■ Material for this task ■
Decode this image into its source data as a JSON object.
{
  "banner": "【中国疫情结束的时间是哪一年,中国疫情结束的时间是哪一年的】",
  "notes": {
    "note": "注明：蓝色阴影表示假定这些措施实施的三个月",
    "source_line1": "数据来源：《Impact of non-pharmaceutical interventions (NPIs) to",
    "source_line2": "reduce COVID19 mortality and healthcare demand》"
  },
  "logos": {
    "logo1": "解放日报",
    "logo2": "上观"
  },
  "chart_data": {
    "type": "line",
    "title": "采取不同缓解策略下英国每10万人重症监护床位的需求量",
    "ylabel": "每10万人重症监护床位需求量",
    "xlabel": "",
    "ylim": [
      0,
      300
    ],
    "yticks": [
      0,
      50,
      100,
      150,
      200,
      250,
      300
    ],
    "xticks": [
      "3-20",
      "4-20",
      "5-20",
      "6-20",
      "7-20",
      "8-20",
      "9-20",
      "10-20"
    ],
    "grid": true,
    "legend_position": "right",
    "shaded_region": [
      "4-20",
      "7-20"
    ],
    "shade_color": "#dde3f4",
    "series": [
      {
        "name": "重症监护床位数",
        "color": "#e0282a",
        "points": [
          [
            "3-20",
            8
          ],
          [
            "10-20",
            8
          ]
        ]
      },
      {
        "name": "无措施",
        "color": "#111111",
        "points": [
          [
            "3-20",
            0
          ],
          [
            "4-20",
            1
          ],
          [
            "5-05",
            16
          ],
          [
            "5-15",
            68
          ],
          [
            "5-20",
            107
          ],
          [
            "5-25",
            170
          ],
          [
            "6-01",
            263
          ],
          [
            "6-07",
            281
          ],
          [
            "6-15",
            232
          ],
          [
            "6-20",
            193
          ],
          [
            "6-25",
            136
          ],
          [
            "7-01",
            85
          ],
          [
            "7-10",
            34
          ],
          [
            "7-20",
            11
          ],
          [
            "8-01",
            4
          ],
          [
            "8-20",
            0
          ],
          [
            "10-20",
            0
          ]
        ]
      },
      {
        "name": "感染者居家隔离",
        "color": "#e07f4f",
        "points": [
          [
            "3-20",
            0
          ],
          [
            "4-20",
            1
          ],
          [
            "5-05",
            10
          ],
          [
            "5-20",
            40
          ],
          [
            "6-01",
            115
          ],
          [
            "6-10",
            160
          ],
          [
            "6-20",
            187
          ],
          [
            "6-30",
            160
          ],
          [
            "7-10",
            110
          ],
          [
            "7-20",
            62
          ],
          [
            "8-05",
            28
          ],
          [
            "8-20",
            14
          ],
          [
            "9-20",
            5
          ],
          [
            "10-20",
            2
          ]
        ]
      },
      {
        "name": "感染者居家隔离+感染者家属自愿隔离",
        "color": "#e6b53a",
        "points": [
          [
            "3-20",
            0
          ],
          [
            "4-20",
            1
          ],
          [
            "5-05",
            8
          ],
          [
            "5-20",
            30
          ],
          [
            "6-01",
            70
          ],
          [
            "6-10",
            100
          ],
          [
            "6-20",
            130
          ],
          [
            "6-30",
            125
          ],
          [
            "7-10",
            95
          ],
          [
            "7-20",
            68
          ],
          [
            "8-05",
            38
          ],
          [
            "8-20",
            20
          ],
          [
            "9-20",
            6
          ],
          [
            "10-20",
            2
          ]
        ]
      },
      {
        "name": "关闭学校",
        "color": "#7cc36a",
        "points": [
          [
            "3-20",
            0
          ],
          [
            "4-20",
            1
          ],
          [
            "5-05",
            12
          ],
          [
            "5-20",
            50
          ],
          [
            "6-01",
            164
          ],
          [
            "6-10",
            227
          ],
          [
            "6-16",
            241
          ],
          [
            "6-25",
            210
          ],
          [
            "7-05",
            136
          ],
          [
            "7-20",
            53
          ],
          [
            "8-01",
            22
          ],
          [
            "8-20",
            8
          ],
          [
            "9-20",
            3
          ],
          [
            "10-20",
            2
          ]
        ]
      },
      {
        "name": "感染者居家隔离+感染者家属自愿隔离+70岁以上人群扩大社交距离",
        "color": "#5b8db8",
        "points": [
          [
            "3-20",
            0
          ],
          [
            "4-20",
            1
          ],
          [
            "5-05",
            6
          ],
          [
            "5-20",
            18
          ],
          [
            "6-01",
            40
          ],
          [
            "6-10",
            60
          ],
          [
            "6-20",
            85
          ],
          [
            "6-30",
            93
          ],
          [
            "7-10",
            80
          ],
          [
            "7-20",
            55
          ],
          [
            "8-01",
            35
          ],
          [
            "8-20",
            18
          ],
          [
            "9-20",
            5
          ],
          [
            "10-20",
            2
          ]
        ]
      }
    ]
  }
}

■ Description of the task ■
Copy down the whole of the data above, matching it exactly.

■ Task response ■
Decode this image into its source data as a JSON object.
{
  "banner": "【中国疫情结束的时间是哪一年,中国疫情结束的时间是哪一年的】",
  "notes": {
    "note": "注明：蓝色阴影表示假定这些措施实施的三个月",
    "source_line1": "数据来源：《Impact of non-pharmaceutical interventions (NPIs) to",
    "source_line2": "reduce COVID19 mortality and healthcare demand》"
  },
  "logos": {
    "logo1": "解放日报",
    "logo2": "上观"
  },
  "chart_data": {
    "type": "line",
    "title": "采取不同缓解策略下英国每10万人重症监护床位的需求量",
    "ylabel": "每10万人重症监护床位需求量",
    "xlabel": "",
    "ylim": [
      0,
      300
    ],
    "yticks": [
      0,
      50,
      100,
      150,
      200,
      250,
      300
    ],
    "xticks": [
      "3-20",
      "4-20",
      "5-20",
      "6-20",
      "7-20",
      "8-20",
      "9-20",
      "10-20"
    ],
    "grid": true,
    "legend_position": "right",
    "shaded_region": [
      "4-20",
      "7-20"
    ],
    "shade_color": "#dde3f4",
    "series": [
      {
        "name": "重症监护床位数",
        "color": "#e0282a",
        "points": [
          [
            "3-20",
            8
          ],
          [
            "10-20",
            8
          ]
        ]
      },
      {
        "name": "无措施",
        "color": "#111111",
        "points": [
          [
            "3-20",
            0
          ],
          [
            "4-20",
            1
          ],
          [
            "5-05",
            16
          ],
          [
            "5-15",
            68
          ],
          [
            "5-20",
            107
          ],
          [
            "5-25",
            170
          ],
          [
            "6-01",
            263
          ],
          [
            "6-07",
            281
          ],
          [
            "6-15",
            232
          ],
          [
            "6-20",
            193
          ],
          [
            "6-25",
            136
          ],
          [
            "7-01",
            85
          ],
          [
            "7-10",
            34
          ],
          [
            "7-20",
            11
          ],
          [
            "8-01",
            4
          ],
          [
            "8-20",
            0
          ],
          [
            "10-20",
            0
          ]
        ]
      },
      {
        "name": "感染者居家隔离",
        "color": "#e07f4f",
        "points": [
          [
            "3-20",
            0
          ],
          [
            "4-20",
            1
          ],
          [
            "5-05",
            10
          ],
          [
            "5-20",
            40
          ],
          [
            "6-01",
            115
          ],
          [
            "6-10",
            160
          ],
          [
            "6-20",
            187
          ],
          [
            "6-30",
            160
          ],
          [
            "7-10",
            110
          ],
          [
            "7-20",
            62
          ],
          [
            "8-05",
            28
          ],
          [
            "8-20",
            14
          ],
          [
            "9-20",
            5
          ],
          [
            "10-20",
            2
          ]
        ]
      },
      {
        "name": "感染者居家隔离+感染者家属自愿隔离",
        "color": "#e6b53a",
        "points": [
          [
            "3-20",
            0
          ],
          [
            "4-20",
            1
          ],
          [
            "5-05",
            8
          ],
          [
            "5-20",
            30
          ],
          [
            "6-01",
            70
          ],
          [
            "6-10",
            100
          ],
          [
            "6-20",
            130
          ],
          [
            "6-30",
            125
          ],
          [
            "7-10",
            95
          ],
          [
            "7-20",
            68
          ],
          [
            "8-05",
            38
          ],
          [
            "8-20",
            20
          ],
          [
            "9-20",
            6
          ],
          [
            "10-20",
            2
          ]
        ]
      },
      {
        "name": "关闭学校",
        "color": "#7cc36a",
        "points": [
          [
            "3-20",
            0
          ],
          [
            "4-20",
            1
          ],
          [
            "5-05",
            12
          ],
          [
            "5-20",
            50
          ],
          [
            "6-01",
            164
          ],
          [
            "6-10",
            227
          ],
          [
            "6-16",
            241
          ],
          [
            "6-25",
            210
          ],
          [
            "7-05",
            136
          ],
          [
            "7-20",
            53
          ],
          [
            "8-01",
            22
          ],
          [
            "8-20",
            8
          ],
          [
            "9-20",
            3
          ],
          [
            "10-20",
            2
          ]
        ]
      },
      {
        "name": "感染者居家隔离+感染者家属自愿隔离+70岁以上人群扩大社交距离",
        "color": "#5b8db8",
        "points": [
          [
            "3-20",
            0
          ],
          [
            "4-20",
            1
          ],
          [
            "5-05",
            6
          ],
          [
            "5-20",
            18
          ],
          [
            "6-01",
            40
          ],
          [
            "6-10",
            60
          ],
          [
            "6-20",
            85
          ],
          [
            "6-30",
            93
          ],
          [
            "7-10",
            80
          ],
          [
            "7-20",
            55
          ],
          [
            "8-01",
            35
          ],
          [
            "8-20",
            18
          ],
          [
            "9-20",
            5
          ],
          [
            "10-20",
            2
          ]
        ]
      }
    ]
  }
}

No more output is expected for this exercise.